• _Required work_
Copy each listing below line for line, changing nothing.

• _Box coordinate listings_
--------------------------------

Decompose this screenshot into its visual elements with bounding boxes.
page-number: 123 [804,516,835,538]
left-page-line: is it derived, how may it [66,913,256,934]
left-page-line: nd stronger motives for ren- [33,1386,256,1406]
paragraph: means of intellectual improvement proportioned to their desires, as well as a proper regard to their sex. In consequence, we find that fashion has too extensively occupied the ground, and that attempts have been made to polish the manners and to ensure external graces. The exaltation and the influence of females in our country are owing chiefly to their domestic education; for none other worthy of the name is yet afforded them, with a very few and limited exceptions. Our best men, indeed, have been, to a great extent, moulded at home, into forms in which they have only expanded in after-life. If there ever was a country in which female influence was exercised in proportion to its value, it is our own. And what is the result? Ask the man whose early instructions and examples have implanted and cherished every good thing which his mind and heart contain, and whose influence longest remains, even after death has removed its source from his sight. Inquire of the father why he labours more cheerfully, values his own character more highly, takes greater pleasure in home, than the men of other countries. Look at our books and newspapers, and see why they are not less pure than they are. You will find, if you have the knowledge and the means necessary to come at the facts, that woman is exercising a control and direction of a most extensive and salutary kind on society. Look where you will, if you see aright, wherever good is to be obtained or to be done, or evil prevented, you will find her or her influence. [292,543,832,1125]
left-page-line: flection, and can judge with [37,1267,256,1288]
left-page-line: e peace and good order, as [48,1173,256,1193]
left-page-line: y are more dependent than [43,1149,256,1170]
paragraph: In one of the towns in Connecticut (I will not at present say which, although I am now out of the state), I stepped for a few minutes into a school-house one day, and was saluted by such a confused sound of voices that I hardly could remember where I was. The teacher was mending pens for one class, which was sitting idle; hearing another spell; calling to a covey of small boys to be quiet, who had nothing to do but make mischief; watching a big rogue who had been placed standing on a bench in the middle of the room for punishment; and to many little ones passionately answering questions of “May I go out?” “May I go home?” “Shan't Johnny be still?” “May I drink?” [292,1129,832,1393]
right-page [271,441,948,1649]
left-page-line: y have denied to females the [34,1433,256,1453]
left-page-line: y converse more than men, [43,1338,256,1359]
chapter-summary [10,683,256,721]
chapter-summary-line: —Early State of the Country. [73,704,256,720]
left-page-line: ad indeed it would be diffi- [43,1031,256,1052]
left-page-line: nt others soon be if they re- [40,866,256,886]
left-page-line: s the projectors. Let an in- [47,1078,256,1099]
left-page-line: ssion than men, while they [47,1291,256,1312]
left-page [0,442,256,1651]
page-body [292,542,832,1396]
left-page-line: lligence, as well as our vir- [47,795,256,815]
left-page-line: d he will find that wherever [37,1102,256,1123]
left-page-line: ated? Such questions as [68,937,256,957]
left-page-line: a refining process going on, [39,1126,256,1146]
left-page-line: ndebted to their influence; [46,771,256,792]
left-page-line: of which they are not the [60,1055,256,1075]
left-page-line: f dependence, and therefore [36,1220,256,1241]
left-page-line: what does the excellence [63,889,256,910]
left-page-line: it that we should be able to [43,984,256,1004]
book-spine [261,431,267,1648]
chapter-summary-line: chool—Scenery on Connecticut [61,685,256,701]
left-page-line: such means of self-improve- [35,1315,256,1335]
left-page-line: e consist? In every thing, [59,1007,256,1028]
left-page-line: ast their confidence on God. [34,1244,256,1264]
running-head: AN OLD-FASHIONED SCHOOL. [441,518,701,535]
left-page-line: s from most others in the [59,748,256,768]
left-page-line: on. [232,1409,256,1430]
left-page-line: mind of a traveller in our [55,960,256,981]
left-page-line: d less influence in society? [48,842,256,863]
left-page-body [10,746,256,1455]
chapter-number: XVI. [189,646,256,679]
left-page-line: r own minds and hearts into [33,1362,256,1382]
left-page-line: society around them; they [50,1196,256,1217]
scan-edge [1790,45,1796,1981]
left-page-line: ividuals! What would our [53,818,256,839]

--------------------------------

• _Task response_
Decompose this screenshot into its visual elements with bounding boxes.
page-number: 123 [804,516,835,538]
left-page-line: is it derived, how may it [66,913,256,934]
left-page-line: nd stronger motives for ren- [33,1386,256,1406]
paragraph: means of intellectual improvement proportioned to their desires, as well as a proper regard to their sex. In consequence, we find that fashion has too extensively occupied the ground, and that attempts have been made to polish the manners and to ensure external graces. The exaltation and the influence of females in our country are owing chiefly to their domestic education; for none other worthy of the name is yet afforded them, with a very few and limited exceptions. Our best men, indeed, have been, to a great extent, moulded at home, into forms in which they have only expanded in after-life. If there ever was a country in which female influence was exercised in proportion to its value, it is our own. And what is the result? Ask the man whose early instructions and examples have implanted and cherished every good thing which his mind and heart contain, and whose influence longest remains, even after death has removed its source from his sight. Inquire of the father why he labours more cheerfully, values his own character more highly, takes greater pleasure in home, than the men of other countries. Look at our books and newspapers, and see why they are not less pure than they are. You will find, if you have the knowledge and the means necessary to come at the facts, that woman is exercising a control and direction of a most extensive and salutary kind on society. Look where you will, if you see aright, wherever good is to be obtained or to be done, or evil prevented, you will find her or her influence. [292,543,832,1125]
left-page-line: flection, and can judge with [37,1267,256,1288]
left-page-line: e peace and good order, as [48,1173,256,1193]
left-page-line: y are more dependent than [43,1149,256,1170]
paragraph: In one of the towns in Connecticut (I will not at present say which, although I am now out of the state), I stepped for a few minutes into a school-house one day, and was saluted by such a confused sound of voices that I hardly could remember where I was. The teacher was mending pens for one class, which was sitting idle; hearing another spell; calling to a covey of small boys to be quiet, who had nothing to do but make mischief; watching a big rogue who had been placed standing on a bench in the middle of the room for punishment; and to many little ones passionately answering questions of “May I go out?” “May I go home?” “Shan't Johnny be still?” “May I drink?” [292,1129,832,1393]
right-page [271,441,948,1649]
left-page-line: y have denied to females the [34,1433,256,1453]
left-page-line: y converse more than men, [43,1338,256,1359]
chapter-summary [10,683,256,721]
chapter-summary-line: —Early State of the Country. [73,704,256,720]
left-page-line: ad indeed it would be diffi- [43,1031,256,1052]
left-page-line: nt others soon be if they re- [40,866,256,886]
left-page-line: s the projectors. Let an in- [47,1078,256,1099]
left-page-line: ssion than men, while they [47,1291,256,1312]
left-page [0,442,256,1651]
page-body [292,542,832,1396]
left-page-line: lligence, as well as our vir- [47,795,256,815]
left-page-line: d he will find that wherever [37,1102,256,1123]
left-page-line: ated? Such questions as [68,937,256,957]
left-page-line: a refining process going on, [39,1126,256,1146]
left-page-line: ndebted to their influence; [46,771,256,792]
left-page-line: of which they are not the [60,1055,256,1075]
left-page-line: f dependence, and therefore [36,1220,256,1241]
left-page-line: what does the excellence [63,889,256,910]
left-page-line: it that we should be able to [43,984,256,1004]
book-spine [261,431,267,1648]
chapter-summary-line: chool—Scenery on Connecticut [61,685,256,701]
left-page-line: such means of self-improve- [35,1315,256,1335]
left-page-line: e consist? In every thing, [59,1007,256,1028]
left-page-line: ast their confidence on God. [34,1244,256,1264]
running-head: AN OLD-FASHIONED SCHOOL. [441,518,701,535]
left-page-line: s from most others in the [59,748,256,768]
left-page-line: on. [232,1409,256,1430]
left-page-line: mind of a traveller in our [55,960,256,981]
left-page-line: d less influence in society? [48,842,256,863]
left-page-body [10,746,256,1455]
chapter-number: XVI. [189,646,256,679]
left-page-line: r own minds and hearts into [33,1362,256,1382]
left-page-line: society around them; they [50,1196,256,1217]
scan-edge [1790,45,1796,1981]
left-page-line: ividuals! What would our [53,818,256,839]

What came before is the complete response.